▸ **Spatial layout data**:
______________________________

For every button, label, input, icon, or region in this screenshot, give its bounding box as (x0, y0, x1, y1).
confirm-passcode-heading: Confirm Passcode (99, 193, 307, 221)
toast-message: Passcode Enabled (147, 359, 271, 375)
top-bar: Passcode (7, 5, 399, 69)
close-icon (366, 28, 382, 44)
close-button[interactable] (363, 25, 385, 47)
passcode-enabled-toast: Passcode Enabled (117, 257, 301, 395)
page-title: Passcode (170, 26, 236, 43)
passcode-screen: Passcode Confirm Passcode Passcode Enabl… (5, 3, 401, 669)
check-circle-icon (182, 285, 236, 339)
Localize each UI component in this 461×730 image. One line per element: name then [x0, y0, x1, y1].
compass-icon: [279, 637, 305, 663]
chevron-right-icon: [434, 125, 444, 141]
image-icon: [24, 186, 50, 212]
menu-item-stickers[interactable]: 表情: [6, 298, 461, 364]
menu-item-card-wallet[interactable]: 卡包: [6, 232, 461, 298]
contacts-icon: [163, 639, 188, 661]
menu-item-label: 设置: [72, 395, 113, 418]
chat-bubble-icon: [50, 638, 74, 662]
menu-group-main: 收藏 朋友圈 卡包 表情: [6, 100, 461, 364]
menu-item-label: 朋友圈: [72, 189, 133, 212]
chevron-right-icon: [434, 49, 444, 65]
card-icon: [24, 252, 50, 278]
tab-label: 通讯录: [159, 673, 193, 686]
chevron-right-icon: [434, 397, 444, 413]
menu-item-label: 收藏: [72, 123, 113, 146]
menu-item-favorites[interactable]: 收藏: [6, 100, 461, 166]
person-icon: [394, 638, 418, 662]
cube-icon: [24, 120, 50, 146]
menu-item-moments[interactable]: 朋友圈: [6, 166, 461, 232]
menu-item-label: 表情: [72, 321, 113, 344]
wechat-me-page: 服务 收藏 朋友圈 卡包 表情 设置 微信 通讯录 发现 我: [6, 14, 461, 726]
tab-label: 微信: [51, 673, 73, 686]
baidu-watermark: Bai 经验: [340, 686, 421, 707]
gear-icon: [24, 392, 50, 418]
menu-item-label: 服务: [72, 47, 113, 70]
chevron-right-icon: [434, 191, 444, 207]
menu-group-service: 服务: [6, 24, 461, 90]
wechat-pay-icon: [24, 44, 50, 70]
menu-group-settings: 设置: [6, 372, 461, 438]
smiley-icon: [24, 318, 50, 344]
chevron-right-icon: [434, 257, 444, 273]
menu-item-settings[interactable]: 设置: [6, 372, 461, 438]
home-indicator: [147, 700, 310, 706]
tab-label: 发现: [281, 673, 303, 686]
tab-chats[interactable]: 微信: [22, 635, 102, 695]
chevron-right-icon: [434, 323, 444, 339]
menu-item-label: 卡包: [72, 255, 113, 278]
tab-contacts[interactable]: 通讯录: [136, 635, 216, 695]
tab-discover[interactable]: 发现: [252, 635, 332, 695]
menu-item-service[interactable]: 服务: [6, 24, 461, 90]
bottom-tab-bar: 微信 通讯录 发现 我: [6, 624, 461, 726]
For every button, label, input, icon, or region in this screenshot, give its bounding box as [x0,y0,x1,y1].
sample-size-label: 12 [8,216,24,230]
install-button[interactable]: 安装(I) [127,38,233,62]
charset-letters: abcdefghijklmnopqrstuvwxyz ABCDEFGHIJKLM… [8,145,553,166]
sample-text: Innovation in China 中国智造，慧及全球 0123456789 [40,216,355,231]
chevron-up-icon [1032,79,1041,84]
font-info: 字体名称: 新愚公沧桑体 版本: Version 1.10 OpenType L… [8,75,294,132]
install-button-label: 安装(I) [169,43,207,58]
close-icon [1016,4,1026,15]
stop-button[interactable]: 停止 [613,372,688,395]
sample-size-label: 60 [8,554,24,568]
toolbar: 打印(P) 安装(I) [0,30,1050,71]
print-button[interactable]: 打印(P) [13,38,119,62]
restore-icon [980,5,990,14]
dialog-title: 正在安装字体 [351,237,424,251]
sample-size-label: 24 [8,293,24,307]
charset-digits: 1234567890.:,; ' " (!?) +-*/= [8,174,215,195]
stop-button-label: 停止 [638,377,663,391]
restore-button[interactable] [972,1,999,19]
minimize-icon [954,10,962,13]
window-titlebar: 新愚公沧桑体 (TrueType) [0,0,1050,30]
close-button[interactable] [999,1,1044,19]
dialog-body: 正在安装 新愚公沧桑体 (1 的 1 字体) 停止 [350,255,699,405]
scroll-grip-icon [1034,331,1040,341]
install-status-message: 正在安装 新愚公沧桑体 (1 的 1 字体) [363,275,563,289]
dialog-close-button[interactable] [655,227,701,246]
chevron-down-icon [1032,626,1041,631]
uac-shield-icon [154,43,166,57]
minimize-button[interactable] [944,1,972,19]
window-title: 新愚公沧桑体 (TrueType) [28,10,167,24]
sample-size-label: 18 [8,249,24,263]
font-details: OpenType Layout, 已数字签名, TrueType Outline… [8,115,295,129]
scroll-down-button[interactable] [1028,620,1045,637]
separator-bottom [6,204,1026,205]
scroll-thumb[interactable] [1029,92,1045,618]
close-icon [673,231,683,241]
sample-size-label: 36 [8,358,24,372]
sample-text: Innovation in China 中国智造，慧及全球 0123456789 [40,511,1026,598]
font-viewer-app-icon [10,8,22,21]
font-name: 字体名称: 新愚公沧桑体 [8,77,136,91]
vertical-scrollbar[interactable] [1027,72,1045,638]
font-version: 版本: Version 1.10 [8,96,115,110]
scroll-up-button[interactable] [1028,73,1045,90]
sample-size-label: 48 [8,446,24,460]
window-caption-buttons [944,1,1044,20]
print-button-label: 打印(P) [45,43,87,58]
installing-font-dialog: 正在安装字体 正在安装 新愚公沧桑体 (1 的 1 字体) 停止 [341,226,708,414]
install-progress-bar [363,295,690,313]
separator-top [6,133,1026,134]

______________________________

▸ **Goal**: Write out the listing starting from its very first line and ending after the line containing "check-circle-icon (182, 285, 236, 339)". Reproduce each line without any change.

▸ **Result of the exercise**:
For every button, label, input, icon, or region in this screenshot, give its bounding box as (x0, y0, x1, y1).
confirm-passcode-heading: Confirm Passcode (99, 193, 307, 221)
toast-message: Passcode Enabled (147, 359, 271, 375)
top-bar: Passcode (7, 5, 399, 69)
close-icon (366, 28, 382, 44)
close-button[interactable] (363, 25, 385, 47)
passcode-enabled-toast: Passcode Enabled (117, 257, 301, 395)
page-title: Passcode (170, 26, 236, 43)
passcode-screen: Passcode Confirm Passcode Passcode Enabl… (5, 3, 401, 669)
check-circle-icon (182, 285, 236, 339)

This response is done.